_What to do:_ Gather each line of the entries below that includes "Based".

Records about charts and figures:
•••
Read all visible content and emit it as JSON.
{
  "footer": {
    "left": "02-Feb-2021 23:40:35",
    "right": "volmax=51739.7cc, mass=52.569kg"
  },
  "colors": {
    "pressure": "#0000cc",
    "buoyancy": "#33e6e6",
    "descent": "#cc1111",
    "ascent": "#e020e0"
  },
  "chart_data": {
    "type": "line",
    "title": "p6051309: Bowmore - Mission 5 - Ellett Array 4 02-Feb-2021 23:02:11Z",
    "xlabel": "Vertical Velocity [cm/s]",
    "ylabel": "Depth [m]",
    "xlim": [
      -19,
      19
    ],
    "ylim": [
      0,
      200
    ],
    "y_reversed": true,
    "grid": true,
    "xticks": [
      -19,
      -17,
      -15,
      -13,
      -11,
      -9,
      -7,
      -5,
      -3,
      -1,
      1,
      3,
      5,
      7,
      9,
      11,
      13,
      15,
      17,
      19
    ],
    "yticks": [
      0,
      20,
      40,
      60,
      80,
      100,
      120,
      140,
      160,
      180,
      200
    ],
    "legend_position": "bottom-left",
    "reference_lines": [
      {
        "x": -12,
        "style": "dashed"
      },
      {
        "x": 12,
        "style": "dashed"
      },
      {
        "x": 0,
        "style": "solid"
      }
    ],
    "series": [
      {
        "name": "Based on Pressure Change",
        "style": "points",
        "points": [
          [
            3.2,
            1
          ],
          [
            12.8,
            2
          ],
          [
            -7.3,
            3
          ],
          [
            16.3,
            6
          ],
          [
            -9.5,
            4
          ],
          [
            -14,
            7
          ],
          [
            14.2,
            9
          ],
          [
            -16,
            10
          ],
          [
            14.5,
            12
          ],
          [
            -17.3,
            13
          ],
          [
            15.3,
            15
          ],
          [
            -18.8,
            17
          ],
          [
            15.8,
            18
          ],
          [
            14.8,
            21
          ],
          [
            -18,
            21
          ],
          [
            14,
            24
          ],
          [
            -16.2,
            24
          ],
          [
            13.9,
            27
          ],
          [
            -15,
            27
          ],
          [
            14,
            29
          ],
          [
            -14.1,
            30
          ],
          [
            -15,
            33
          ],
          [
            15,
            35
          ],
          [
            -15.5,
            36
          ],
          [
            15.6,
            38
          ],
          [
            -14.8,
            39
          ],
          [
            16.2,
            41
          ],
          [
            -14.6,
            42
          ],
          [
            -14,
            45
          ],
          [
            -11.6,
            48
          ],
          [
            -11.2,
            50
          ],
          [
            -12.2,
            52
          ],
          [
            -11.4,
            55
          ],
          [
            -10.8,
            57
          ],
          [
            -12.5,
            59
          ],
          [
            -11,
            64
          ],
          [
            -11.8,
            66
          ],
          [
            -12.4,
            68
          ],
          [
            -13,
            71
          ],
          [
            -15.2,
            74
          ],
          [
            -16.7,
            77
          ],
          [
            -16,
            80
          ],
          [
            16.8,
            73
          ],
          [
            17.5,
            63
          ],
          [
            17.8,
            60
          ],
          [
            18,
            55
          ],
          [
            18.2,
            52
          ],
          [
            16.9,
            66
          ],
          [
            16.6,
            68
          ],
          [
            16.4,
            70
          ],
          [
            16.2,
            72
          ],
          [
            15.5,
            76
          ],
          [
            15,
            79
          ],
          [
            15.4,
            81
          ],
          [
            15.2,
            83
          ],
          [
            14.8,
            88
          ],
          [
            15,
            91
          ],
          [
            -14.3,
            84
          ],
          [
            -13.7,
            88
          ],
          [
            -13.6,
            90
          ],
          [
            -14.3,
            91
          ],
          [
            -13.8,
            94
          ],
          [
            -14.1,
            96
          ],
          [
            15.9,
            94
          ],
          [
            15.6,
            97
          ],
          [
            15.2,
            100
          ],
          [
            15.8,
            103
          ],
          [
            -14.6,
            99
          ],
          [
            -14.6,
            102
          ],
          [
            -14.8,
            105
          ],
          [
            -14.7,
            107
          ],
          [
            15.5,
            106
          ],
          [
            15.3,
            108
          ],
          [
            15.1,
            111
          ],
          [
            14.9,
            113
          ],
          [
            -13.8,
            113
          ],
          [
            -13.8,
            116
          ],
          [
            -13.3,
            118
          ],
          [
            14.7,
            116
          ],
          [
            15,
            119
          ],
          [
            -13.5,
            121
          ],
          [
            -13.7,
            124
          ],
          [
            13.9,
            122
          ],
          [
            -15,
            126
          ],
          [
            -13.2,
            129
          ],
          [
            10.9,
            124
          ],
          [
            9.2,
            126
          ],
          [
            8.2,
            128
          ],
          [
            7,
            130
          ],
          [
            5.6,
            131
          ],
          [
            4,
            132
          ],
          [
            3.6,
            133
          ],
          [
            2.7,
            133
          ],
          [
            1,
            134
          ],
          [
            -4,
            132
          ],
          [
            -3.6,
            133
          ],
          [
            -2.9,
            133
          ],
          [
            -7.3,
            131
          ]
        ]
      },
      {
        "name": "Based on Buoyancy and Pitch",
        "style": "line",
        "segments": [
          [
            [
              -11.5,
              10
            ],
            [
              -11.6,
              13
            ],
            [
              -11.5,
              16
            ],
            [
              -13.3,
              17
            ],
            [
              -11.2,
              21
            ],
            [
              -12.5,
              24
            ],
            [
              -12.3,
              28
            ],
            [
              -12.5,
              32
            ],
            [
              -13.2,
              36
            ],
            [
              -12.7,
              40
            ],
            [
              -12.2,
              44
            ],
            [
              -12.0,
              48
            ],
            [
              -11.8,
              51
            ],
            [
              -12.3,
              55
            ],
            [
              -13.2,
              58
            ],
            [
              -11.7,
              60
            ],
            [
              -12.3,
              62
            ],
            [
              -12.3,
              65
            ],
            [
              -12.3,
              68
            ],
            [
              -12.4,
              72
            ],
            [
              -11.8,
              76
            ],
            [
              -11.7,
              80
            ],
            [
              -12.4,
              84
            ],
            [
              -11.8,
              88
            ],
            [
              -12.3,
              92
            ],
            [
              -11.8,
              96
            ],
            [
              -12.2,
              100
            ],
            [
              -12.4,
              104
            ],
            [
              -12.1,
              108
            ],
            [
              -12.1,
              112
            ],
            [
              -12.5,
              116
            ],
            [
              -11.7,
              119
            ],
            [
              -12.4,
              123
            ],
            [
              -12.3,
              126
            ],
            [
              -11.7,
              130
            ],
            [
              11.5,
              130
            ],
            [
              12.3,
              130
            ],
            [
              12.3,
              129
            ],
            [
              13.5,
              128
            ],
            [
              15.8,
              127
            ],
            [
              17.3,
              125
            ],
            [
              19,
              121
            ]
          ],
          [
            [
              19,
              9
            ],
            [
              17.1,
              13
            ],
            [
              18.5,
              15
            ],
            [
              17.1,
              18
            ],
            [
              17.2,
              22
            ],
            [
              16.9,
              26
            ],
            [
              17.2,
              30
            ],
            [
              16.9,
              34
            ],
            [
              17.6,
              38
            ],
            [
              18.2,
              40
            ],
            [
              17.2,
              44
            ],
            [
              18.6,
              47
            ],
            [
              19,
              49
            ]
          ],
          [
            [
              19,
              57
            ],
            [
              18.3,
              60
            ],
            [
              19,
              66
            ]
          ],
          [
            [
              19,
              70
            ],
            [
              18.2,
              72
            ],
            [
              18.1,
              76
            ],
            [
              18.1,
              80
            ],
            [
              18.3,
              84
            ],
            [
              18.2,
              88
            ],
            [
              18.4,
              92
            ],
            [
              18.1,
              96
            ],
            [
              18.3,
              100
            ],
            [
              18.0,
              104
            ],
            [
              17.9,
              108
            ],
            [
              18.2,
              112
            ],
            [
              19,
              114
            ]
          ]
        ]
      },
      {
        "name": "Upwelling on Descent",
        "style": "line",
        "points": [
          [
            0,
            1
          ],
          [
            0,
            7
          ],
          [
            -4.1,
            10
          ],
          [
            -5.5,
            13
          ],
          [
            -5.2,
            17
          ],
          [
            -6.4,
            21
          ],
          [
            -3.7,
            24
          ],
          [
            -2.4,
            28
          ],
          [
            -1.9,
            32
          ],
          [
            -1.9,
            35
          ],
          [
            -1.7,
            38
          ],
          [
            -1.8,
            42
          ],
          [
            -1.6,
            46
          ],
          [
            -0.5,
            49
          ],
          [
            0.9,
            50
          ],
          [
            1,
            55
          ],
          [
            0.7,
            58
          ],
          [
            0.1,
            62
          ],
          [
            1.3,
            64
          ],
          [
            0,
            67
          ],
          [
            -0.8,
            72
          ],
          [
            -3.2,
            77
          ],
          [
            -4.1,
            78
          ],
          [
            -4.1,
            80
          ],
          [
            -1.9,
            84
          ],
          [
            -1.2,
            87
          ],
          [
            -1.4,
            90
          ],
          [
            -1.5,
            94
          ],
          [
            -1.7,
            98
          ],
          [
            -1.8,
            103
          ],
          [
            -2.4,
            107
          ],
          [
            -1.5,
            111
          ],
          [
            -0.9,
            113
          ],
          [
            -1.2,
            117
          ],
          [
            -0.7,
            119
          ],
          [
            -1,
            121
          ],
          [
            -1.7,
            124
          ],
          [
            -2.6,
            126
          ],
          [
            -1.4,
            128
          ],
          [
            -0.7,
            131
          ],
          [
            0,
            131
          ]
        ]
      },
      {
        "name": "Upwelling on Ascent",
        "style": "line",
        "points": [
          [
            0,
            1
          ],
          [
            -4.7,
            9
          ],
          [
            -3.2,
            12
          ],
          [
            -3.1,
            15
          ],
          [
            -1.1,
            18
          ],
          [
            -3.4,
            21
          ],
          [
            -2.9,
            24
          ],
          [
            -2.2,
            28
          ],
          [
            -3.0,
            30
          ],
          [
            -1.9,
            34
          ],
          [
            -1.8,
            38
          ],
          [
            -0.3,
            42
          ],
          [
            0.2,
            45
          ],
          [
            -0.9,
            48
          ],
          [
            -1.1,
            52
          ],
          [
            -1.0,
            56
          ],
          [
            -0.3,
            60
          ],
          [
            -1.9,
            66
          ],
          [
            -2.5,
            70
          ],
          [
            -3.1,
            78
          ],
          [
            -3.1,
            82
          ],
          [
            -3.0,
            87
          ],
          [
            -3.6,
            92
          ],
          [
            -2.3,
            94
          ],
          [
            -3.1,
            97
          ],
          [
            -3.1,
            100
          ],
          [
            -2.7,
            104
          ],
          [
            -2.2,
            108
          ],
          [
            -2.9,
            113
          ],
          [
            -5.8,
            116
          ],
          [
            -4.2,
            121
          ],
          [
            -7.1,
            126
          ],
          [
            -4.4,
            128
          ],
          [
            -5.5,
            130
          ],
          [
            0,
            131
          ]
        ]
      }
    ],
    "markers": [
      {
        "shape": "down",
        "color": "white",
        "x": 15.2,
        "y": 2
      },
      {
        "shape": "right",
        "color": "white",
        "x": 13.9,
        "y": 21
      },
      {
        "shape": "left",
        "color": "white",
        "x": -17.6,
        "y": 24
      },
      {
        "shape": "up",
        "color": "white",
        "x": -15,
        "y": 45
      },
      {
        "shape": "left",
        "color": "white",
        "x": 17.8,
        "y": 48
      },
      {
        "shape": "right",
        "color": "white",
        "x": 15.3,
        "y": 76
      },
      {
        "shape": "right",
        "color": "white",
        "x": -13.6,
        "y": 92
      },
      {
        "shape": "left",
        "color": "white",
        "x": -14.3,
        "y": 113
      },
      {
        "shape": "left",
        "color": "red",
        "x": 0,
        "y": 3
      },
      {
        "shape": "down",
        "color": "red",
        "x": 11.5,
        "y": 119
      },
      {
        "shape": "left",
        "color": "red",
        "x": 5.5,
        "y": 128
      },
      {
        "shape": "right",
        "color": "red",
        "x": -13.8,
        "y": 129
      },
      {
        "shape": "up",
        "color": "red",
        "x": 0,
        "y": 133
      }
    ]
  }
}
•••
_Written answer:_
        "name": "Based on Pressure Change",
        "name": "Based on Buoyancy and Pitch",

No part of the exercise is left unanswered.